• [What is expected]:
Write each line out exactly, leaving none out.

• [Provided records]:
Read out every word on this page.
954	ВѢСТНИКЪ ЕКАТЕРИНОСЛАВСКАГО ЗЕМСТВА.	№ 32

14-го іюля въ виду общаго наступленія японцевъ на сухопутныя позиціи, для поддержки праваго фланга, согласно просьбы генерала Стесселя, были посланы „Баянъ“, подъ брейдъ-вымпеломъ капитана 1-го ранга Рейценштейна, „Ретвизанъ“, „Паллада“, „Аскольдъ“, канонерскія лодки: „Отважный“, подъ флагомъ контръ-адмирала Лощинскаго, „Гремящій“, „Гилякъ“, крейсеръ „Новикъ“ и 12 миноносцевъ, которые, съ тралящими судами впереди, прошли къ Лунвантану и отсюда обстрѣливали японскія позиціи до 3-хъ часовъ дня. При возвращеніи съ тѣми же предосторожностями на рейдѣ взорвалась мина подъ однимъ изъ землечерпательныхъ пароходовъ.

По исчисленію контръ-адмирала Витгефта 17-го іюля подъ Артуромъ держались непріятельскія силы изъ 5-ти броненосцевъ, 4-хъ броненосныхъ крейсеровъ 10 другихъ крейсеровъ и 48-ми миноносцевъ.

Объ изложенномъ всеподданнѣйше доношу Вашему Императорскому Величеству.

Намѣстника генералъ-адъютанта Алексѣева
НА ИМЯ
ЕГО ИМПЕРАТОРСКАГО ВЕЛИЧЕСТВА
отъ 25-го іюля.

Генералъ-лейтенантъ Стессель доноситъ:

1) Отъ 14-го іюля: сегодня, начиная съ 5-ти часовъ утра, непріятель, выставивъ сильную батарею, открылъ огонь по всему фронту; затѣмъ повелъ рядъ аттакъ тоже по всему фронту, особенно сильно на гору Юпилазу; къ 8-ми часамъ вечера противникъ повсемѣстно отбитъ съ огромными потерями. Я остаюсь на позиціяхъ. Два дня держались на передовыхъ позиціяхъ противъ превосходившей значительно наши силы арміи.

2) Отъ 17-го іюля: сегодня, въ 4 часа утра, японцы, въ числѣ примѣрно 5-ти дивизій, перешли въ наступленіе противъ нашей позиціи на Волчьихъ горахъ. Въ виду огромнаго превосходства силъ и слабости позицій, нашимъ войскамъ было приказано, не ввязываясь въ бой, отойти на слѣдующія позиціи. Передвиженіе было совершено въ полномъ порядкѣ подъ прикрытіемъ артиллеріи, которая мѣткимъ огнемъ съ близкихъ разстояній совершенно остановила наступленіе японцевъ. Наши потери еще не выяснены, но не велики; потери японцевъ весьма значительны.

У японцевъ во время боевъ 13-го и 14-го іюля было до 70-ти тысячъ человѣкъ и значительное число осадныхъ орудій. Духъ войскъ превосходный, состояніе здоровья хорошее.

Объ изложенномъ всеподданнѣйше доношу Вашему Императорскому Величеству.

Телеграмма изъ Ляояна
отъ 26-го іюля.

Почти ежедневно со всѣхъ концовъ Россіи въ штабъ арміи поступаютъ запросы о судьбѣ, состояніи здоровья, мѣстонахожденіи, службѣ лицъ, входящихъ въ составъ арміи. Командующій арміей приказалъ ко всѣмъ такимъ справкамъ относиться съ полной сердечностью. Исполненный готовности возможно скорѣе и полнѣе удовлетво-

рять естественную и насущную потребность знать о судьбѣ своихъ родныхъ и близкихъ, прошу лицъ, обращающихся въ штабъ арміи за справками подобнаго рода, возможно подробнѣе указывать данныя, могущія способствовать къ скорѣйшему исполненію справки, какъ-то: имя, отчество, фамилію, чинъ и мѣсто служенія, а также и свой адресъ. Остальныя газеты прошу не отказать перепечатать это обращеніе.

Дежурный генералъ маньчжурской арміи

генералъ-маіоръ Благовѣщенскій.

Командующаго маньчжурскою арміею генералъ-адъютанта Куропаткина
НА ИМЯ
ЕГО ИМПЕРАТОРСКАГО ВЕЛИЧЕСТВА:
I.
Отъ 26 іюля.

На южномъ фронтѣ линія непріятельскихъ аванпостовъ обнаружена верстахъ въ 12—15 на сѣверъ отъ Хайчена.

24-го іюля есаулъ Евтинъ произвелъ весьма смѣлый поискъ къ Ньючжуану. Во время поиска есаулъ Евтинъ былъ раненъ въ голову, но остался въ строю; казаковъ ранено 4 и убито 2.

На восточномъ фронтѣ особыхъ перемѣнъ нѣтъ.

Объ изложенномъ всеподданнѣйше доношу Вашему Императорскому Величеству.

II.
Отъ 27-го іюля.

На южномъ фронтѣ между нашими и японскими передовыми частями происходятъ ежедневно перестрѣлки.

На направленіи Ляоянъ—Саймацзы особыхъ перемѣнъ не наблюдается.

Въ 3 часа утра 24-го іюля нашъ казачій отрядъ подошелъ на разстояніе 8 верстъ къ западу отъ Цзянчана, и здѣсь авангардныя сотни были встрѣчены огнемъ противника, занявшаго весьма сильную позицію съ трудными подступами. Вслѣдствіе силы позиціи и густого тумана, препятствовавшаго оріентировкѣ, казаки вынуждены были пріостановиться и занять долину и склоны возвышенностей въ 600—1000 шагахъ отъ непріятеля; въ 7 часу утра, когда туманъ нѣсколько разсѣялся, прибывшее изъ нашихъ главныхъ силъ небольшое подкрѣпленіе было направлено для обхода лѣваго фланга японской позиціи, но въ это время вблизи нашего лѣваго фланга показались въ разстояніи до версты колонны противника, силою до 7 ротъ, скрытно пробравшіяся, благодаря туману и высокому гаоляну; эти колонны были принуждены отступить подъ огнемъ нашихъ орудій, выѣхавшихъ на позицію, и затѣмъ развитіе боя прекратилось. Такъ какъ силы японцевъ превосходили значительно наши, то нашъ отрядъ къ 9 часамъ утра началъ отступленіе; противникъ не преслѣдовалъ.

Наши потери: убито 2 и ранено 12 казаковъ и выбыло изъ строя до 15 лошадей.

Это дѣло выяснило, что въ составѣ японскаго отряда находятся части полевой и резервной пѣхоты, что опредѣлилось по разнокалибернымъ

• [Output of the exercise]:
Read out every word on this page.
954	ВѢСТНИКЪ ЕКАТЕРИНОСЛАВСКАГО ЗЕМСТВА.	№ 32

14-го іюля въ виду общаго наступленія японцевъ на сухопутныя позиціи, для поддержки праваго фланга, согласно просьбы генерала Стесселя, были посланы „Баянъ“, подъ брейдъ-вымпеломъ капитана 1-го ранга Рейценштейна, „Ретвизанъ“, „Паллада“, „Аскольдъ“, канонерскія лодки: „Отважный“, подъ флагомъ контръ-адмирала Лощинскаго, „Гремящій“, „Гилякъ“, крейсеръ „Новикъ“ и 12 миноносцевъ, которые, съ тралящими судами впереди, прошли къ Лунвантану и отсюда обстрѣливали японскія позиціи до 3-хъ часовъ дня. При возвращеніи съ тѣми же предосторожностями на рейдѣ взорвалась мина подъ однимъ изъ землечерпательныхъ пароходовъ.

По исчисленію контръ-адмирала Витгефта 17-го іюля подъ Артуромъ держались непріятельскія силы изъ 5-ти броненосцевъ, 4-хъ броненосныхъ крейсеровъ 10 другихъ крейсеровъ и 48-ми миноносцевъ.

Объ изложенномъ всеподданнѣйше доношу Вашему Императорскому Величеству.

Намѣстника генералъ-адъютанта Алексѣева
НА ИМЯ
ЕГО ИМПЕРАТОРСКАГО ВЕЛИЧЕСТВА
отъ 25-го іюля.

Генералъ-лейтенантъ Стессель доноситъ:

1) Отъ 14-го іюля: сегодня, начиная съ 5-ти часовъ утра, непріятель, выставивъ сильную батарею, открылъ огонь по всему фронту; затѣмъ повелъ рядъ аттакъ тоже по всему фронту, особенно сильно на гору Юпилазу; къ 8-ми часамъ вечера противникъ повсемѣстно отбитъ съ огромными потерями. Я остаюсь на позиціяхъ. Два дня держались на передовыхъ позиціяхъ противъ превосходившей значительно наши силы арміи.

2) Отъ 17-го іюля: сегодня, въ 4 часа утра, японцы, въ числѣ примѣрно 5-ти дивизій, перешли въ наступленіе противъ нашей позиціи на Волчьихъ горахъ. Въ виду огромнаго превосходства силъ и слабости позицій, нашимъ войскамъ было приказано, не ввязываясь въ бой, отойти на слѣдующія позиціи. Передвиженіе было совершено въ полномъ порядкѣ подъ прикрытіемъ артиллеріи, которая мѣткимъ огнемъ съ близкихъ разстояній совершенно остановила наступленіе японцевъ. Наши потери еще не выяснены, но не велики; потери японцевъ весьма значительны.

У японцевъ во время боевъ 13-го и 14-го іюля было до 70-ти тысячъ человѣкъ и значительное число осадныхъ орудій. Духъ войскъ превосходный, состояніе здоровья хорошее.

Объ изложенномъ всеподданнѣйше доношу Вашему Императорскому Величеству.

Телеграмма изъ Ляояна
отъ 26-го іюля.

Почти ежедневно со всѣхъ концовъ Россіи въ штабъ арміи поступаютъ запросы о судьбѣ, состояніи здоровья, мѣстонахожденіи, службѣ лицъ, входящихъ въ составъ арміи. Командующій арміей приказалъ ко всѣмъ такимъ справкамъ относиться съ полной сердечностью. Исполненный готовности возможно скорѣе и полнѣе удовлетво-

рять естественную и насущную потребность знать о судьбѣ своихъ родныхъ и близкихъ, прошу лицъ, обращающихся въ штабъ арміи за справками подобнаго рода, возможно подробнѣе указывать данныя, могущія способствовать къ скорѣйшему исполненію справки, какъ-то: имя, отчество, фамилію, чинъ и мѣсто служенія, а также и свой адресъ. Остальныя газеты прошу не отказать перепечатать это обращеніе.

Дежурный генералъ маньчжурской арміи

генералъ-маіоръ Благовѣщенскій.

Командующаго маньчжурскою арміею генералъ-адъютанта Куропаткина
НА ИМЯ
ЕГО ИМПЕРАТОРСКАГО ВЕЛИЧЕСТВА:
I.
Отъ 26 іюля.

На южномъ фронтѣ линія непріятельскихъ аванпостовъ обнаружена верстахъ въ 12—15 на сѣверъ отъ Хайчена.

24-го іюля есаулъ Евтинъ произвелъ весьма смѣлый поискъ къ Ньючжуану. Во время поиска есаулъ Евтинъ былъ раненъ въ голову, но остался въ строю; казаковъ ранено 4 и убито 2.

На восточномъ фронтѣ особыхъ перемѣнъ нѣтъ.

Объ изложенномъ всеподданнѣйше доношу Вашему Императорскому Величеству.

II.
Отъ 27-го іюля.

На южномъ фронтѣ между нашими и японскими передовыми частями происходятъ ежедневно перестрѣлки.

На направленіи Ляоянъ—Саймацзы особыхъ перемѣнъ не наблюдается.

Въ 3 часа утра 24-го іюля нашъ казачій отрядъ подошелъ на разстояніе 8 верстъ къ западу отъ Цзянчана, и здѣсь авангардныя сотни были встрѣчены огнемъ противника, занявшаго весьма сильную позицію съ трудными подступами. Вслѣдствіе силы позиціи и густого тумана, препятствовавшаго оріентировкѣ, казаки вынуждены были пріостановиться и занять долину и склоны возвышенностей въ 600—1000 шагахъ отъ непріятеля; въ 7 часу утра, когда туманъ нѣсколько разсѣялся, прибывшее изъ нашихъ главныхъ силъ небольшое подкрѣпленіе было направлено для обхода лѣваго фланга японской позиціи, но въ это время вблизи нашего лѣваго фланга показались въ разстояніи до версты колонны противника, силою до 7 ротъ, скрытно пробравшіяся, благодаря туману и высокому гаоляну; эти колонны были принуждены отступить подъ огнемъ нашихъ орудій, выѣхавшихъ на позицію, и затѣмъ развитіе боя прекратилось. Такъ какъ силы японцевъ превосходили значительно наши, то нашъ отрядъ къ 9 часамъ утра началъ отступленіе; противникъ не преслѣдовалъ.

Наши потери: убито 2 и ранено 12 казаковъ и выбыло изъ строя до 15 лошадей.

Это дѣло выяснило, что въ составѣ японскаго отряда находятся части полевой и резервной пѣхоты, что опредѣлилось по разнокалибернымъ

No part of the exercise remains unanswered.